**Selected excerpt:**

BEGIN

Durability Durability is the ratio of readable data to all data previously written. 99.999999999% of stored data is readable.

An SLO can also be described as an error budget and burn rate. For example, a service with an availability SLO of 99.9% over a quarter can be 100% down for about 2 hours or 10% down for about 21 hours. A service with an availability of 99.999% over a quarter can be 100% down for about 1 minute or 10% down for about 12 minutes. Humans typically cannot respond and mitigate faster than one hour, so budgets under an hour require an automated response. Figure 1-1 shows error budgets for various burn rates and SLOs.

Figure 1-1. Error budgets for various error rates and SLOs over a quarter.

Choose SLO thresholds and windows based on user and business needs. Objectives that underperform stakeholder needs will make them unhappy or break obligations, whereas objectives that overperform will result in unnecessary engineering investment, more complex systems, and reduced flexibility to evolve the system. If you find that stakeholders complain even if the system is meeting SLO, then it’s a good indicator that your SLO is too weak; if stakeholders don’t complain when the system fails to meet SLO, then it’s a good indicator your SLO is too strong. When a system fails to meet SLOs, expect to invest engineering resources to improve the system performance; if the system is meeting SLOs, then expect to save that investment. Avoid setting your objectives based solely on the system’s current performance, a performance that may not satisfy your stakeholders, and one that may unnecessarily constrain the implementation to what’s already built. For example, if you set your latency SLO based on current performance but faster than necessary, you may be unable to add new features that would increase latency and violate the SLO. If you later change the SLO, you may break assumptions that consumers had made and cause downstream SLO violations.

END

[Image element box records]
BEGIN

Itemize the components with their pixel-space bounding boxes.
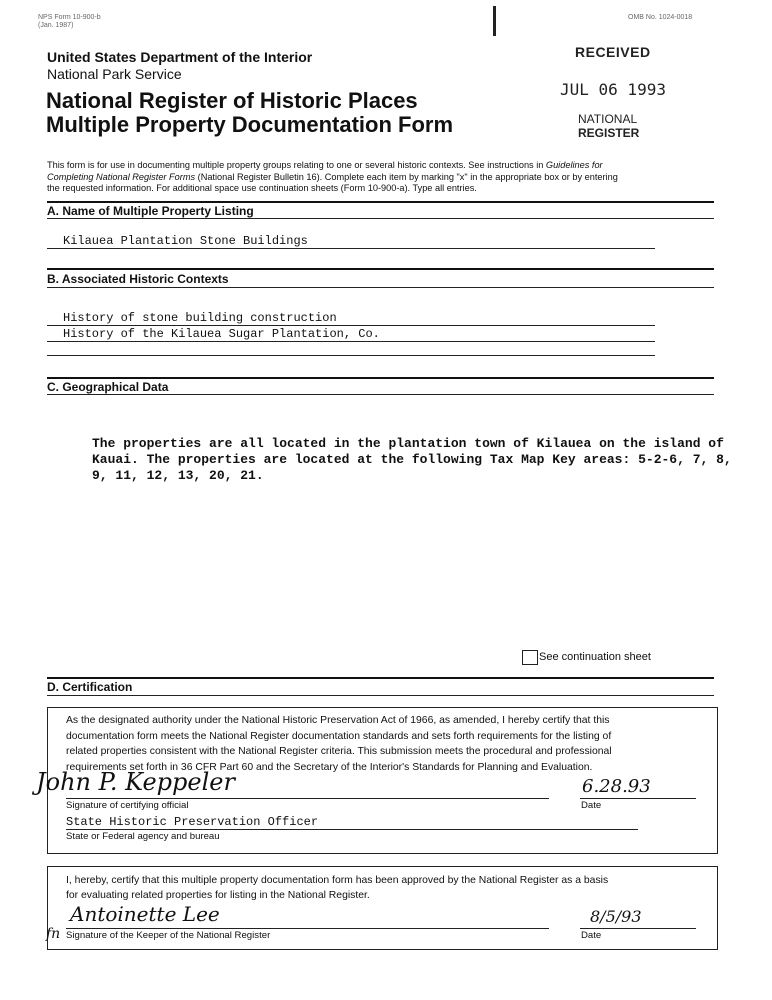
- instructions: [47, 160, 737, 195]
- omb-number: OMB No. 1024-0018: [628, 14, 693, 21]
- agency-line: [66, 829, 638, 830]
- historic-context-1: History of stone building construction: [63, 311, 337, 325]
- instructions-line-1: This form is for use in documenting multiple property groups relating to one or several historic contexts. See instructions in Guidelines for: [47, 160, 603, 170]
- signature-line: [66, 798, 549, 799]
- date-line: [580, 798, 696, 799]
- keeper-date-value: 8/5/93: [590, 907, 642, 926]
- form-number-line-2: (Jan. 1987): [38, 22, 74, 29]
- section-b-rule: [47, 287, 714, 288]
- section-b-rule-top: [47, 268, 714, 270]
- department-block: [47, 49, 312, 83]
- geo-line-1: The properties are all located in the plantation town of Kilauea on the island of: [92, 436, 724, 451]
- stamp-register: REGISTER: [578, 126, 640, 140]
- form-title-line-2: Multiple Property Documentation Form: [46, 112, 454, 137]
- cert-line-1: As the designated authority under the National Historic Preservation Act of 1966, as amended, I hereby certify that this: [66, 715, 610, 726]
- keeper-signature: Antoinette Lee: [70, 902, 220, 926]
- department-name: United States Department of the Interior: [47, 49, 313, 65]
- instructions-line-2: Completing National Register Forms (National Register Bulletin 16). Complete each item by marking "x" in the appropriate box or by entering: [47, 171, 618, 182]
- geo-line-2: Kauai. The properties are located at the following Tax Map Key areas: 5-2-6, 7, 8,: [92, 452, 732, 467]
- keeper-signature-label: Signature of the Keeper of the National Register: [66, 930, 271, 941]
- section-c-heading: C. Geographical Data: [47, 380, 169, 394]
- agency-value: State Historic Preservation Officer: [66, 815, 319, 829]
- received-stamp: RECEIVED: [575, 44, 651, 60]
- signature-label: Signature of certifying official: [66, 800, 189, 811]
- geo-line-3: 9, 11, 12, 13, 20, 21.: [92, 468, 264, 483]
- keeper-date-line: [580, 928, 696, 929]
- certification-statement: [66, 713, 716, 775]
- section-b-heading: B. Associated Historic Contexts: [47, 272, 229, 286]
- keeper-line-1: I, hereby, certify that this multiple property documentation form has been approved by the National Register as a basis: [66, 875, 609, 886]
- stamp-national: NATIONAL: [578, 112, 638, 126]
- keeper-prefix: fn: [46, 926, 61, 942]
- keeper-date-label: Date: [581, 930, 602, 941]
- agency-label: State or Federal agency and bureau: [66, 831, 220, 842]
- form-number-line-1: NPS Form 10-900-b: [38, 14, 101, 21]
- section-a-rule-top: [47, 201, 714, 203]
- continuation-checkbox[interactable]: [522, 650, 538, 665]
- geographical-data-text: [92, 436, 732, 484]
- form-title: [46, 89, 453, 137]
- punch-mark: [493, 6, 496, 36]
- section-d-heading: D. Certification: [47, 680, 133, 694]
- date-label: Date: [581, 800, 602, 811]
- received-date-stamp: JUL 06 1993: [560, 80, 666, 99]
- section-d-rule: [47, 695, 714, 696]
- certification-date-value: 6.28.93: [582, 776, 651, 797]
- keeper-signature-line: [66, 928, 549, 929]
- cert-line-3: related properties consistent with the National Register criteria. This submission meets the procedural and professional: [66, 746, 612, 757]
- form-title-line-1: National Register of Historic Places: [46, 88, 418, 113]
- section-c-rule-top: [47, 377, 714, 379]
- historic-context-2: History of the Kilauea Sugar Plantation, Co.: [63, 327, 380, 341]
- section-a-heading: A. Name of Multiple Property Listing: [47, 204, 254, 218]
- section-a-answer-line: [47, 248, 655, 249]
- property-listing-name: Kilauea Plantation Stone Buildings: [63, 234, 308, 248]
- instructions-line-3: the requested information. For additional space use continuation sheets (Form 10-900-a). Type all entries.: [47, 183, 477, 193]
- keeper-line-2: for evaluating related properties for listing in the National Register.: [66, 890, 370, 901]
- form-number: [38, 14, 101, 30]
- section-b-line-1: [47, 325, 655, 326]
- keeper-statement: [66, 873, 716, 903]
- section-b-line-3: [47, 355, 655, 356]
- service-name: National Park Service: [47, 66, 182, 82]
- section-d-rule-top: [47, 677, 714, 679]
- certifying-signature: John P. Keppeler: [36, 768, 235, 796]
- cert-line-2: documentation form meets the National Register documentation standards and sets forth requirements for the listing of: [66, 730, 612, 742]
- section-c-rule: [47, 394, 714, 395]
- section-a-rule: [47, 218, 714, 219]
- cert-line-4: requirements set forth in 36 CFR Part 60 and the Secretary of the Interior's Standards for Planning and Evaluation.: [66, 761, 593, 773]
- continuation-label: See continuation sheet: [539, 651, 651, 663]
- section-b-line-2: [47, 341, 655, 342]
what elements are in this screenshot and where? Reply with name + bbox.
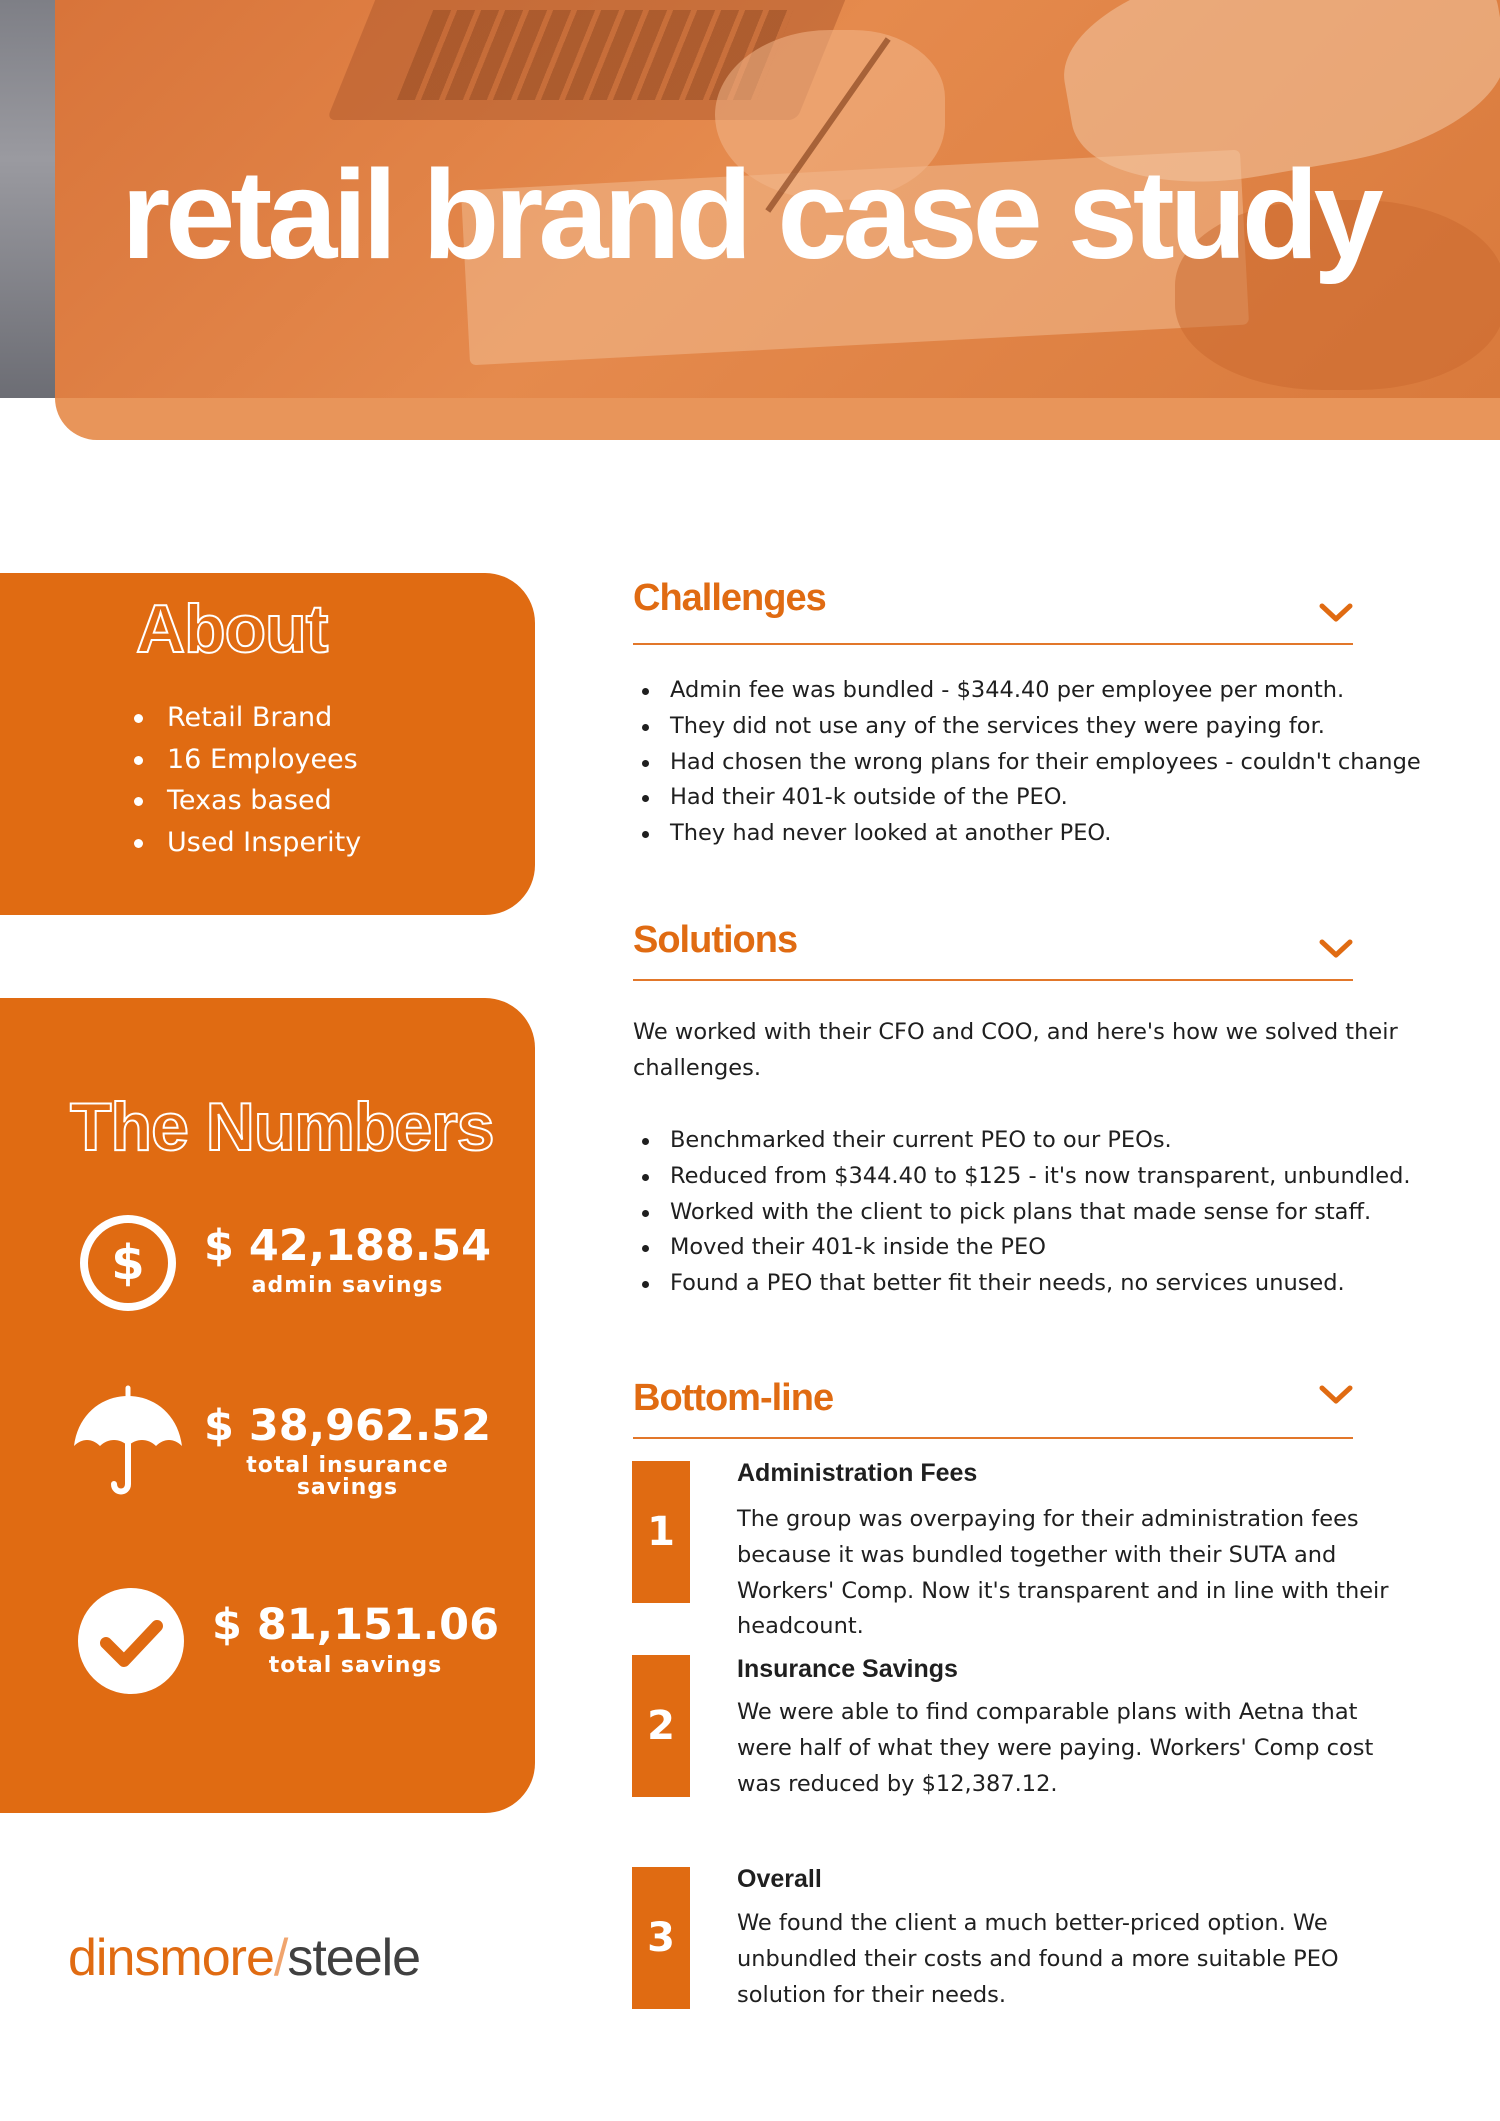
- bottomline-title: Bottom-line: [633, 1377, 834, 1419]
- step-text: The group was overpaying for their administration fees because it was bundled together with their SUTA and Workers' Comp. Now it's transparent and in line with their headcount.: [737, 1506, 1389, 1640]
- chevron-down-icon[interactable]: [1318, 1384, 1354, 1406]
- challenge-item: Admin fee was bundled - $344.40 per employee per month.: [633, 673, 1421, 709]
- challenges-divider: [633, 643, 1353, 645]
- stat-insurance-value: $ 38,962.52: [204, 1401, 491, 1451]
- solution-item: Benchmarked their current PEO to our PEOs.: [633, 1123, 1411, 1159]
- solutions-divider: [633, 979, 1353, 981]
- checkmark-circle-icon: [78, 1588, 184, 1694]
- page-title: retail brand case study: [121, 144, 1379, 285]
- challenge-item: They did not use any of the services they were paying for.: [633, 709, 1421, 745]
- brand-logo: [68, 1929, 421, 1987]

END

**Challenge:**
Reproduce the passage in the excerpt on service-level objectives from "An SLO can also" up to and including "over a quarter.".

**Task solution:**
An SLO can also be described as an error budget and burn rate. For example, a service with an availability SLO of 99.9% over a quarter can be 100% down for about 2 hours or 10% down for about 21 hours. A service with an availability of 99.999% over a quarter can be 100% down for about 1 minute or 10% down for about 12 minutes. Humans typically cannot respond and mitigate faster than one hour, so budgets under an hour require an automated response. Figure 1-1 shows error budgets for various burn rates and SLOs.

Figure 1-1. Error budgets for various error rates and SLOs over a quarter.